Brief: Return all the entries exactly, keeping pictures out.

Extracted records:
* Start *

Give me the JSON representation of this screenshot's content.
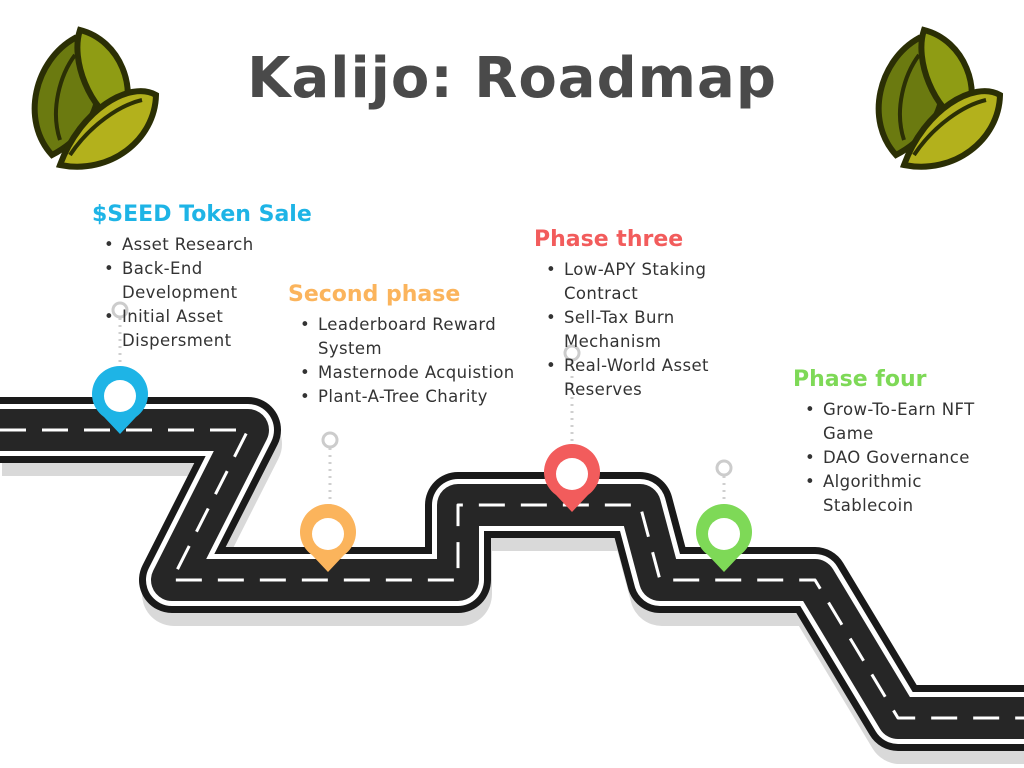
{
  "title": "Kalijo: Roadmap",
  "colors": {
    "phase1": "#1EB4E6",
    "phase2": "#FBB45C",
    "phase3": "#F25C5C",
    "phase4": "#7ED957",
    "road": "#222222",
    "title": "#4a4a4a"
  },
  "icons": [
    "seed-logo-icon",
    "map-pin-icon"
  ],
  "phases": [
    {
      "title": "$SEED Token Sale",
      "items": [
        "Asset Research",
        "Back-End Development",
        "Initial Asset Dispersment"
      ]
    },
    {
      "title": "Second phase",
      "items": [
        "Leaderboard Reward System",
        "Masternode Acquistion",
        "Plant-A-Tree Charity"
      ]
    },
    {
      "title": "Phase three",
      "items": [
        "Low-APY Staking Contract",
        "Sell-Tax Burn Mechanism",
        "Real-World Asset Reserves"
      ]
    },
    {
      "title": "Phase four",
      "items": [
        "Grow-To-Earn NFT Game",
        "DAO Governance",
        "Algorithmic Stablecoin"
      ]
    }
  ]
}
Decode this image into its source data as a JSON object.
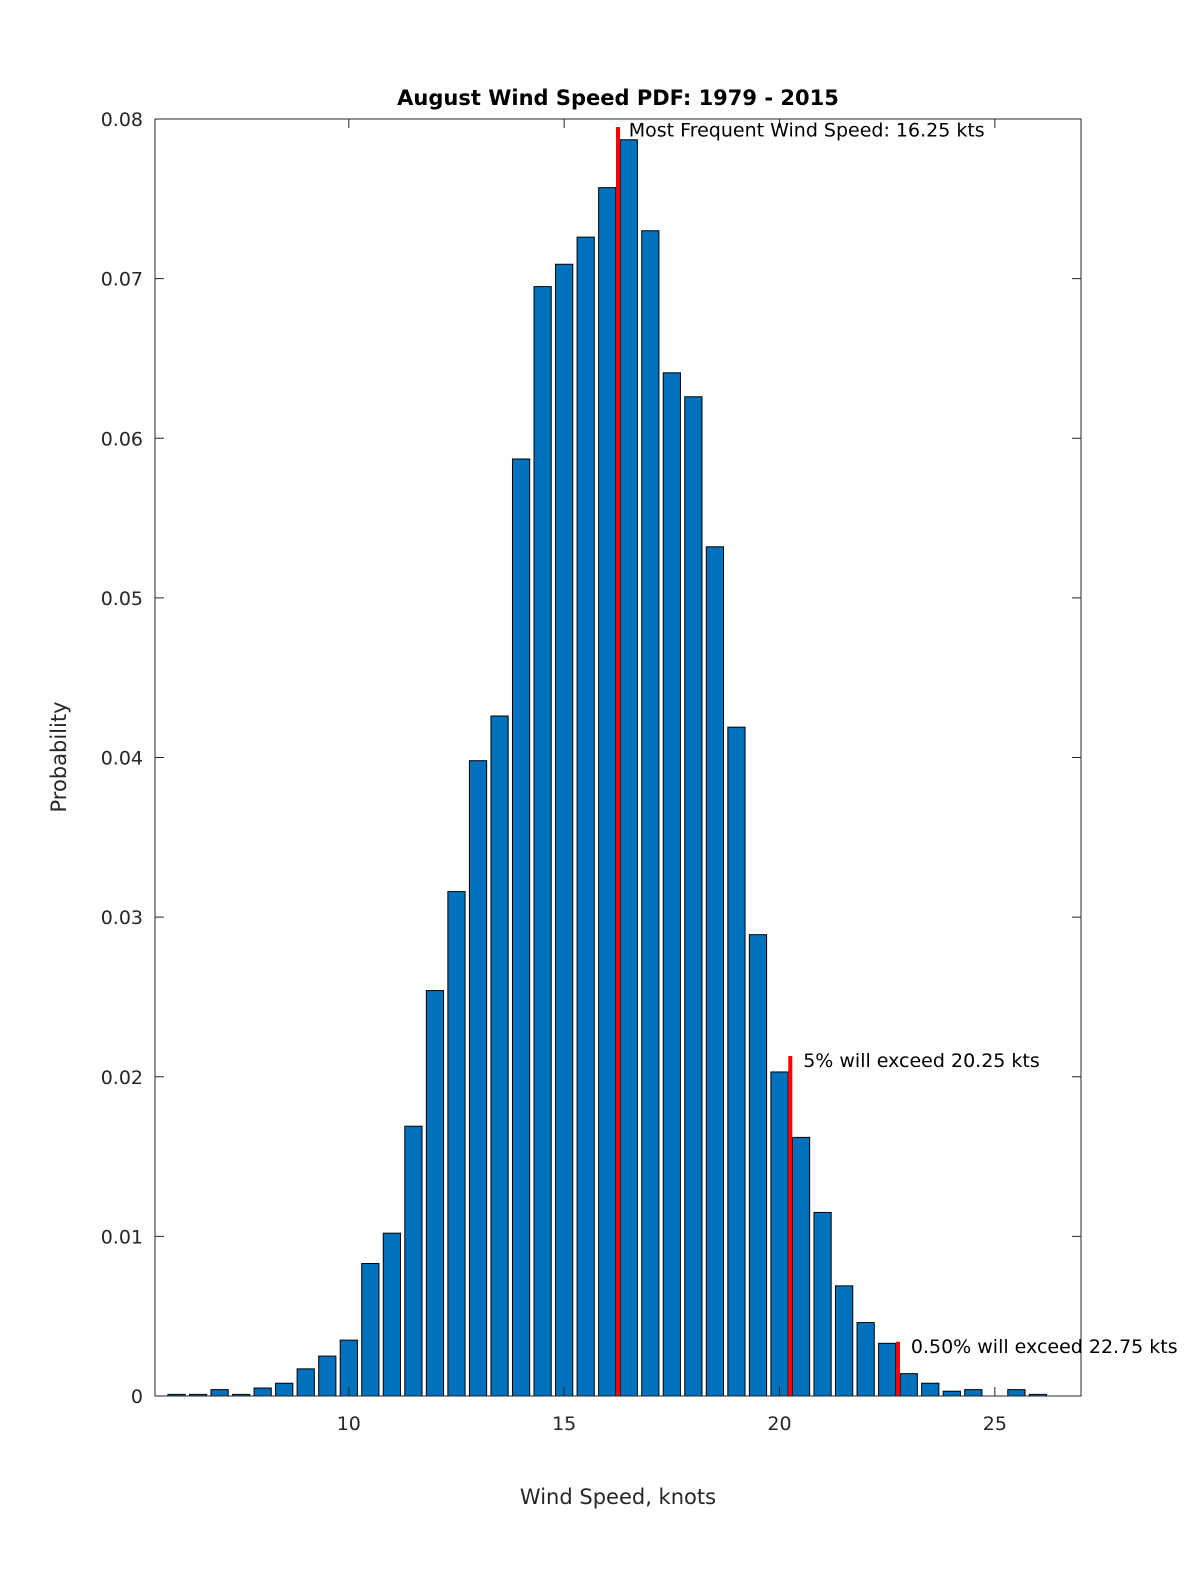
{
  "chart_data": {
    "type": "bar",
    "title": "August Wind Speed PDF: 1979 - 2015",
    "xlabel": "Wind Speed, knots",
    "ylabel": "Probability",
    "xlim": [
      5.5,
      27
    ],
    "ylim": [
      0,
      0.08
    ],
    "xticks": [
      10,
      15,
      20,
      25
    ],
    "xtick_labels": [
      "10",
      "15",
      "20",
      "25"
    ],
    "yticks": [
      0,
      0.01,
      0.02,
      0.03,
      0.04,
      0.05,
      0.06,
      0.07,
      0.08
    ],
    "ytick_labels": [
      "0",
      "0.01",
      "0.02",
      "0.03",
      "0.04",
      "0.05",
      "0.06",
      "0.07",
      "0.08"
    ],
    "bar_width": 0.4,
    "bar_color": "#0072BD",
    "bar_edge_color": "#000000",
    "marker_color": "#FF0000",
    "grid": false,
    "x": [
      6.0,
      6.5,
      7.0,
      7.5,
      8.0,
      8.5,
      9.0,
      9.5,
      10.0,
      10.5,
      11.0,
      11.5,
      12.0,
      12.5,
      13.0,
      13.5,
      14.0,
      14.5,
      15.0,
      15.5,
      16.0,
      16.5,
      17.0,
      17.5,
      18.0,
      18.5,
      19.0,
      19.5,
      20.0,
      20.5,
      21.0,
      21.5,
      22.0,
      22.5,
      23.0,
      23.5,
      24.0,
      24.5,
      25.0,
      25.5,
      26.0
    ],
    "values": [
      0.0001,
      0.0001,
      0.0004,
      0.0001,
      0.0005,
      0.0008,
      0.0017,
      0.0025,
      0.0035,
      0.0083,
      0.0102,
      0.0169,
      0.0254,
      0.0316,
      0.0398,
      0.0426,
      0.0587,
      0.0695,
      0.0709,
      0.0726,
      0.0757,
      0.0787,
      0.073,
      0.0641,
      0.0626,
      0.0532,
      0.0419,
      0.0289,
      0.0203,
      0.0162,
      0.0115,
      0.0069,
      0.0046,
      0.0033,
      0.0014,
      0.0008,
      0.0003,
      0.0004,
      0.0,
      0.0004,
      0.0001
    ],
    "markers": [
      {
        "x": 16.25,
        "y_top": 0.0795,
        "label": "Most Frequent Wind Speed: 16.25 kts",
        "label_x": 16.5,
        "label_y": 0.0789
      },
      {
        "x": 20.25,
        "y_top": 0.0213,
        "label": "5% will exceed 20.25 kts",
        "label_x": 20.55,
        "label_y": 0.0206
      },
      {
        "x": 22.75,
        "y_top": 0.0034,
        "label": "0.50% will exceed 22.75 kts",
        "label_x": 23.05,
        "label_y": 0.0027
      }
    ]
  }
}
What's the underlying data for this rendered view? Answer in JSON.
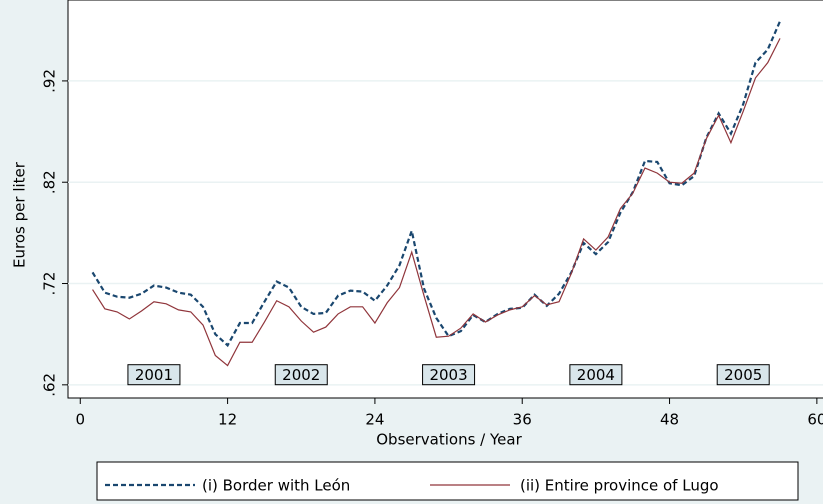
{
  "chart_data": {
    "type": "line",
    "x": [
      1,
      2,
      3,
      4,
      5,
      6,
      7,
      8,
      9,
      10,
      11,
      12,
      13,
      14,
      15,
      16,
      17,
      18,
      19,
      20,
      21,
      22,
      23,
      24,
      25,
      26,
      27,
      28,
      29,
      30,
      31,
      32,
      33,
      34,
      35,
      36,
      37,
      38,
      39,
      40,
      41,
      42,
      43,
      44,
      45,
      46,
      47,
      48,
      49,
      50,
      51,
      52,
      53,
      54,
      55,
      56,
      57
    ],
    "series": [
      {
        "name": "(i) Border with León",
        "color": "#1a476f",
        "dash": true,
        "values": [
          0.731,
          0.711,
          0.707,
          0.706,
          0.71,
          0.718,
          0.716,
          0.711,
          0.709,
          0.697,
          0.67,
          0.659,
          0.681,
          0.681,
          0.702,
          0.722,
          0.716,
          0.697,
          0.69,
          0.691,
          0.708,
          0.713,
          0.712,
          0.703,
          0.718,
          0.738,
          0.772,
          0.715,
          0.686,
          0.668,
          0.673,
          0.689,
          0.682,
          0.69,
          0.695,
          0.696,
          0.709,
          0.698,
          0.71,
          0.731,
          0.76,
          0.749,
          0.761,
          0.79,
          0.81,
          0.841,
          0.84,
          0.819,
          0.817,
          0.826,
          0.864,
          0.888,
          0.868,
          0.897,
          0.938,
          0.951,
          0.979
        ]
      },
      {
        "name": "(ii) Entire province of Lugo",
        "color": "#90353b",
        "dash": false,
        "values": [
          0.714,
          0.695,
          0.692,
          0.685,
          0.693,
          0.702,
          0.7,
          0.694,
          0.692,
          0.679,
          0.649,
          0.639,
          0.662,
          0.662,
          0.682,
          0.703,
          0.697,
          0.683,
          0.672,
          0.677,
          0.69,
          0.697,
          0.697,
          0.681,
          0.701,
          0.716,
          0.751,
          0.708,
          0.667,
          0.668,
          0.676,
          0.69,
          0.682,
          0.689,
          0.694,
          0.697,
          0.708,
          0.699,
          0.702,
          0.73,
          0.764,
          0.753,
          0.766,
          0.794,
          0.809,
          0.834,
          0.829,
          0.82,
          0.819,
          0.829,
          0.863,
          0.886,
          0.859,
          0.89,
          0.923,
          0.938,
          0.962
        ]
      }
    ],
    "xlabel": "Observations / Year",
    "ylabel": "Euros per liter",
    "xlim": [
      -1,
      60.5
    ],
    "xticks": [
      0,
      12,
      24,
      36,
      48,
      60
    ],
    "ylim": [
      0.607,
      0.99
    ],
    "yticks": [
      {
        "value": 0.62,
        "label": ".62"
      },
      {
        "value": 0.72,
        "label": ".72"
      },
      {
        "value": 0.82,
        "label": ".82"
      },
      {
        "value": 0.92,
        "label": ".92"
      }
    ],
    "grid": true,
    "annotations": [
      {
        "text": "2001",
        "x": 6,
        "y": 0.63
      },
      {
        "text": "2002",
        "x": 18,
        "y": 0.63
      },
      {
        "text": "2003",
        "x": 30,
        "y": 0.63
      },
      {
        "text": "2004",
        "x": 42,
        "y": 0.63
      },
      {
        "text": "2005",
        "x": 54,
        "y": 0.63
      }
    ]
  }
}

* End *

Response for this exercise:
Give me the JSON representation of this screenshot's content.
{
  "title": "Kalijo: Roadmap",
  "colors": {
    "phase1": "#1EB4E6",
    "phase2": "#FBB45C",
    "phase3": "#F25C5C",
    "phase4": "#7ED957",
    "road": "#222222",
    "title": "#4a4a4a"
  },
  "icons": [
    "seed-logo-icon",
    "map-pin-icon"
  ],
  "phases": [
    {
      "title": "$SEED Token Sale",
      "items": [
        "Asset Research",
        "Back-End Development",
        "Initial Asset Dispersment"
      ]
    },
    {
      "title": "Second phase",
      "items": [
        "Leaderboard Reward System",
        "Masternode Acquistion",
        "Plant-A-Tree Charity"
      ]
    },
    {
      "title": "Phase three",
      "items": [
        "Low-APY Staking Contract",
        "Sell-Tax Burn Mechanism",
        "Real-World Asset Reserves"
      ]
    },
    {
      "title": "Phase four",
      "items": [
        "Grow-To-Earn NFT Game",
        "DAO Governance",
        "Algorithmic Stablecoin"
      ]
    }
  ]
}
Decode this image into its source data as a JSON object.
{
  "chart_data": {
    "type": "bar",
    "title": "August Wind Speed PDF: 1979 - 2015",
    "xlabel": "Wind Speed, knots",
    "ylabel": "Probability",
    "xlim": [
      5.5,
      27
    ],
    "ylim": [
      0,
      0.08
    ],
    "xticks": [
      10,
      15,
      20,
      25
    ],
    "xtick_labels": [
      "10",
      "15",
      "20",
      "25"
    ],
    "yticks": [
      0,
      0.01,
      0.02,
      0.03,
      0.04,
      0.05,
      0.06,
      0.07,
      0.08
    ],
    "ytick_labels": [
      "0",
      "0.01",
      "0.02",
      "0.03",
      "0.04",
      "0.05",
      "0.06",
      "0.07",
      "0.08"
    ],
    "bar_width": 0.4,
    "bar_color": "#0072BD",
    "bar_edge_color": "#000000",
    "marker_color": "#FF0000",
    "grid": false,
    "x": [
      6.0,
      6.5,
      7.0,
      7.5,
      8.0,
      8.5,
      9.0,
      9.5,
      10.0,
      10.5,
      11.0,
      11.5,
      12.0,
      12.5,
      13.0,
      13.5,
      14.0,
      14.5,
      15.0,
      15.5,
      16.0,
      16.5,
      17.0,
      17.5,
      18.0,
      18.5,
      19.0,
      19.5,
      20.0,
      20.5,
      21.0,
      21.5,
      22.0,
      22.5,
      23.0,
      23.5,
      24.0,
      24.5,
      25.0,
      25.5,
      26.0
    ],
    "values": [
      0.0001,
      0.0001,
      0.0004,
      0.0001,
      0.0005,
      0.0008,
      0.0017,
      0.0025,
      0.0035,
      0.0083,
      0.0102,
      0.0169,
      0.0254,
      0.0316,
      0.0398,
      0.0426,
      0.0587,
      0.0695,
      0.0709,
      0.0726,
      0.0757,
      0.0787,
      0.073,
      0.0641,
      0.0626,
      0.0532,
      0.0419,
      0.0289,
      0.0203,
      0.0162,
      0.0115,
      0.0069,
      0.0046,
      0.0033,
      0.0014,
      0.0008,
      0.0003,
      0.0004,
      0.0,
      0.0004,
      0.0001
    ],
    "markers": [
      {
        "x": 16.25,
        "y_top": 0.0795,
        "label": "Most Frequent Wind Speed: 16.25 kts",
        "label_x": 16.5,
        "label_y": 0.0789
      },
      {
        "x": 20.25,
        "y_top": 0.0213,
        "label": "5% will exceed 20.25 kts",
        "label_x": 20.55,
        "label_y": 0.0206
      },
      {
        "x": 22.75,
        "y_top": 0.0034,
        "label": "0.50% will exceed 22.75 kts",
        "label_x": 23.05,
        "label_y": 0.0027
      }
    ]
  }
}
What's the underlying data for this rendered view? Answer in JSON.
{
  "chart_data": {
    "type": "line",
    "x": [
      1,
      2,
      3,
      4,
      5,
      6,
      7,
      8,
      9,
      10,
      11,
      12,
      13,
      14,
      15,
      16,
      17,
      18,
      19,
      20,
      21,
      22,
      23,
      24,
      25,
      26,
      27,
      28,
      29,
      30,
      31,
      32,
      33,
      34,
      35,
      36,
      37,
      38,
      39,
      40,
      41,
      42,
      43,
      44,
      45,
      46,
      47,
      48,
      49,
      50,
      51,
      52,
      53,
      54,
      55,
      56,
      57
    ],
    "series": [
      {
        "name": "(i) Border with León",
        "color": "#1a476f",
        "dash": true,
        "values": [
          0.731,
          0.711,
          0.707,
          0.706,
          0.71,
          0.718,
          0.716,
          0.711,
          0.709,
          0.697,
          0.67,
          0.659,
          0.681,
          0.681,
          0.702,
          0.722,
          0.716,
          0.697,
          0.69,
          0.691,
          0.708,
          0.713,
          0.712,
          0.703,
          0.718,
          0.738,
          0.772,
          0.715,
          0.686,
          0.668,
          0.673,
          0.689,
          0.682,
          0.69,
          0.695,
          0.696,
          0.709,
          0.698,
          0.71,
          0.731,
          0.76,
          0.749,
          0.761,
          0.79,
          0.81,
          0.841,
          0.84,
          0.819,
          0.817,
          0.826,
          0.864,
          0.888,
          0.868,
          0.897,
          0.938,
          0.951,
          0.979
        ]
      },
      {
        "name": "(ii) Entire province of Lugo",
        "color": "#90353b",
        "dash": false,
        "values": [
          0.714,
          0.695,
          0.692,
          0.685,
          0.693,
          0.702,
          0.7,
          0.694,
          0.692,
          0.679,
          0.649,
          0.639,
          0.662,
          0.662,
          0.682,
          0.703,
          0.697,
          0.683,
          0.672,
          0.677,
          0.69,
          0.697,
          0.697,
          0.681,
          0.701,
          0.716,
          0.751,
          0.708,
          0.667,
          0.668,
          0.676,
          0.69,
          0.682,
          0.689,
          0.694,
          0.697,
          0.708,
          0.699,
          0.702,
          0.73,
          0.764,
          0.753,
          0.766,
          0.794,
          0.809,
          0.834,
          0.829,
          0.82,
          0.819,
          0.829,
          0.863,
          0.886,
          0.859,
          0.89,
          0.923,
          0.938,
          0.962
        ]
      }
    ],
    "xlabel": "Observations / Year",
    "ylabel": "Euros per liter",
    "xlim": [
      -1,
      60.5
    ],
    "xticks": [
      0,
      12,
      24,
      36,
      48,
      60
    ],
    "ylim": [
      0.607,
      0.99
    ],
    "yticks": [
      {
        "value": 0.62,
        "label": ".62"
      },
      {
        "value": 0.72,
        "label": ".72"
      },
      {
        "value": 0.82,
        "label": ".82"
      },
      {
        "value": 0.92,
        "label": ".92"
      }
    ],
    "grid": true,
    "annotations": [
      {
        "text": "2001",
        "x": 6,
        "y": 0.63
      },
      {
        "text": "2002",
        "x": 18,
        "y": 0.63
      },
      {
        "text": "2003",
        "x": 30,
        "y": 0.63
      },
      {
        "text": "2004",
        "x": 42,
        "y": 0.63
      },
      {
        "text": "2005",
        "x": 54,
        "y": 0.63
      }
    ]
  }
}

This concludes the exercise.